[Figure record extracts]

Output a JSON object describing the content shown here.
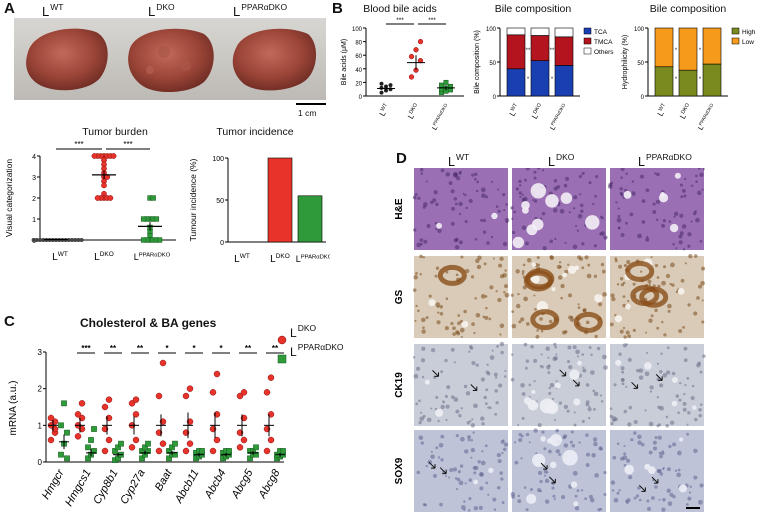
{
  "panels": {
    "A": "A",
    "B": "B",
    "C": "C",
    "D": "D"
  },
  "panelA": {
    "genotypes": [
      {
        "base": "L",
        "sup": "WT"
      },
      {
        "base": "L",
        "sup": "DKO"
      },
      {
        "base": "L",
        "sup": "PPARαDKO"
      }
    ],
    "scalebar": "1 cm"
  },
  "tumor_burden": {
    "title": "Tumor burden",
    "ylabel": "Visual categorization",
    "sig": [
      "***",
      "***"
    ]
  },
  "tumor_incidence": {
    "title": "Tumor incidence",
    "ylabel": "Tumour incidence (%)"
  },
  "blood_bile": {
    "title": "Blood bile acids",
    "ylabel": "Bile acids (μM)",
    "sig": [
      "***",
      "***"
    ]
  },
  "bile_comp": {
    "title": "Bile composition",
    "ylabel": "Bile composition (%)",
    "legend": [
      "TCA",
      "TMCA",
      "Others"
    ],
    "stars": [
      "**",
      "**",
      "*",
      "*"
    ]
  },
  "hydro": {
    "title": "Bile composition",
    "ylabel": "Hydrophilicity (%)",
    "legend": [
      "High",
      "Low"
    ],
    "stars": [
      "*",
      "*",
      "*",
      "*"
    ]
  },
  "panelC": {
    "title": "Cholesterol & BA genes",
    "ylabel": "mRNA (a.u.)",
    "legend": [
      {
        "base": "L",
        "sup": "DKO"
      },
      {
        "base": "L",
        "sup": "PPARαDKO"
      }
    ],
    "genes": [
      "Hmgcr",
      "Hmgcs1",
      "Cyp8b1",
      "Cyp27a",
      "Baat",
      "Abcb11",
      "Abcb4",
      "Abcg5",
      "Abcg8"
    ],
    "sig": [
      "",
      "***",
      "**",
      "**",
      "*",
      "*",
      "*",
      "**",
      "**"
    ]
  },
  "panelD": {
    "columns": [
      {
        "base": "L",
        "sup": "WT"
      },
      {
        "base": "L",
        "sup": "DKO"
      },
      {
        "base": "L",
        "sup": "PPARαDKO"
      }
    ],
    "rows": [
      "H&E",
      "GS",
      "CK19",
      "SOX9"
    ]
  },
  "colors": {
    "red": "#e8332b",
    "green": "#2f9a3a",
    "blue": "#1a3fb3",
    "darkred": "#b3141e",
    "olive": "#7a8a1e",
    "orange": "#f59a1b"
  },
  "chart_data": [
    {
      "type": "scatter",
      "title": "Tumor burden",
      "ylabel": "Visual categorization",
      "categories": [
        "LWT",
        "LDKO",
        "LPPARαDKO"
      ],
      "ylim": [
        0,
        4
      ],
      "yticks": [
        0,
        1,
        2,
        3,
        4
      ],
      "means": [
        0.02,
        3.1,
        0.65
      ],
      "sem": [
        0.02,
        0.2,
        0.2
      ],
      "points": [
        [
          0,
          0,
          0,
          0,
          0,
          0,
          0,
          0,
          0,
          0,
          0,
          0,
          0,
          0,
          0,
          0
        ],
        [
          4,
          4,
          4,
          4,
          4,
          4,
          4,
          3.8,
          3.6,
          3.4,
          3.2,
          3,
          3,
          2.8,
          2.6,
          2.2,
          2,
          2,
          2,
          2,
          2
        ],
        [
          2,
          2,
          1,
          1,
          1,
          1,
          1,
          0.6,
          0.4,
          0.2,
          0,
          0,
          0,
          0,
          0,
          0
        ]
      ]
    },
    {
      "type": "bar",
      "title": "Tumor incidence",
      "ylabel": "Tumour incidence (%)",
      "categories": [
        "LWT",
        "LDKO",
        "LPPARαDKO"
      ],
      "values": [
        0,
        100,
        55
      ],
      "ylim": [
        0,
        100
      ],
      "yticks": [
        0,
        50,
        100
      ]
    },
    {
      "type": "scatter",
      "title": "Blood bile acids",
      "ylabel": "Bile acids (μM)",
      "categories": [
        "LWT",
        "LDKO",
        "LPPARαDKO"
      ],
      "ylim": [
        0,
        100
      ],
      "yticks": [
        0,
        20,
        40,
        60,
        80,
        100
      ],
      "means": [
        11,
        49,
        12
      ],
      "sem": [
        3,
        11,
        3
      ],
      "points": [
        [
          5,
          8,
          10,
          12,
          14,
          16,
          18
        ],
        [
          28,
          38,
          52,
          58,
          68,
          80
        ],
        [
          5,
          7,
          9,
          10,
          12,
          14,
          16,
          20
        ]
      ]
    },
    {
      "type": "bar",
      "title": "Bile composition",
      "ylabel": "Bile composition (%)",
      "categories": [
        "LWT",
        "LDKO",
        "LPPARαDKO"
      ],
      "ylim": [
        0,
        100
      ],
      "yticks": [
        0,
        50,
        100
      ],
      "series": [
        {
          "name": "TCA",
          "values": [
            40,
            52,
            45
          ]
        },
        {
          "name": "TMCA",
          "values": [
            50,
            37,
            42
          ]
        },
        {
          "name": "Others",
          "values": [
            10,
            11,
            13
          ]
        }
      ]
    },
    {
      "type": "bar",
      "title": "Bile composition",
      "ylabel": "Hydrophilicity (%)",
      "categories": [
        "LWT",
        "LDKO",
        "LPPARαDKO"
      ],
      "ylim": [
        0,
        100
      ],
      "yticks": [
        0,
        50,
        100
      ],
      "series": [
        {
          "name": "High",
          "values": [
            43,
            38,
            47
          ]
        },
        {
          "name": "Low",
          "values": [
            57,
            62,
            53
          ]
        }
      ]
    },
    {
      "type": "scatter",
      "title": "Cholesterol & BA genes",
      "ylabel": "mRNA (a.u.)",
      "categories": [
        "Hmgcr",
        "Hmgcs1",
        "Cyp8b1",
        "Cyp27a",
        "Baat",
        "Abcb11",
        "Abcb4",
        "Abcg5",
        "Abcg8"
      ],
      "ylim": [
        0,
        3
      ],
      "yticks": [
        0,
        1,
        2,
        3
      ],
      "series": [
        {
          "name": "LDKO",
          "means": [
            1.0,
            1.0,
            1.0,
            1.0,
            1.0,
            1.0,
            1.0,
            1.0,
            1.0
          ],
          "sem": [
            0.15,
            0.2,
            0.25,
            0.25,
            0.3,
            0.35,
            0.35,
            0.3,
            0.3
          ],
          "points": [
            [
              0.6,
              0.8,
              1.0,
              1.1,
              1.2,
              0.9
            ],
            [
              0.7,
              0.9,
              1.0,
              1.2,
              1.3,
              1.6
            ],
            [
              0.3,
              0.6,
              0.9,
              1.2,
              1.5,
              1.7
            ],
            [
              0.4,
              0.6,
              1.0,
              1.3,
              1.6,
              1.7
            ],
            [
              0.3,
              0.5,
              0.8,
              1.1,
              1.8,
              2.7
            ],
            [
              0.3,
              0.5,
              0.8,
              1.1,
              1.8,
              2.0
            ],
            [
              0.3,
              0.6,
              0.9,
              1.3,
              1.9,
              2.4
            ],
            [
              0.4,
              0.6,
              0.8,
              1.2,
              1.8,
              1.9
            ],
            [
              0.3,
              0.6,
              0.9,
              1.3,
              1.9,
              2.3
            ]
          ]
        },
        {
          "name": "LPPARαDKO",
          "means": [
            0.55,
            0.25,
            0.2,
            0.25,
            0.25,
            0.2,
            0.2,
            0.25,
            0.2
          ],
          "sem": [
            0.2,
            0.1,
            0.05,
            0.05,
            0.05,
            0.05,
            0.05,
            0.05,
            0.05
          ],
          "points": [
            [
              0.2,
              0.5,
              0.8,
              1.0,
              1.6,
              0.1
            ],
            [
              0.1,
              0.2,
              0.3,
              0.4,
              0.6,
              0.9
            ],
            [
              0.05,
              0.1,
              0.2,
              0.3,
              0.4,
              0.5
            ],
            [
              0.1,
              0.2,
              0.3,
              0.3,
              0.4,
              0.5
            ],
            [
              0.1,
              0.2,
              0.2,
              0.3,
              0.4,
              0.5
            ],
            [
              0.1,
              0.15,
              0.2,
              0.25,
              0.3,
              0.3
            ],
            [
              0.1,
              0.15,
              0.2,
              0.25,
              0.3,
              0.3
            ],
            [
              0.1,
              0.2,
              0.2,
              0.3,
              0.3,
              0.4
            ],
            [
              0.1,
              0.15,
              0.2,
              0.2,
              0.3,
              0.3
            ]
          ]
        }
      ]
    }
  ]
}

About this exercise: Each line that contains the string "Tumour" counts once; report how many such lines the entries have, giving only the number.

Answer: 2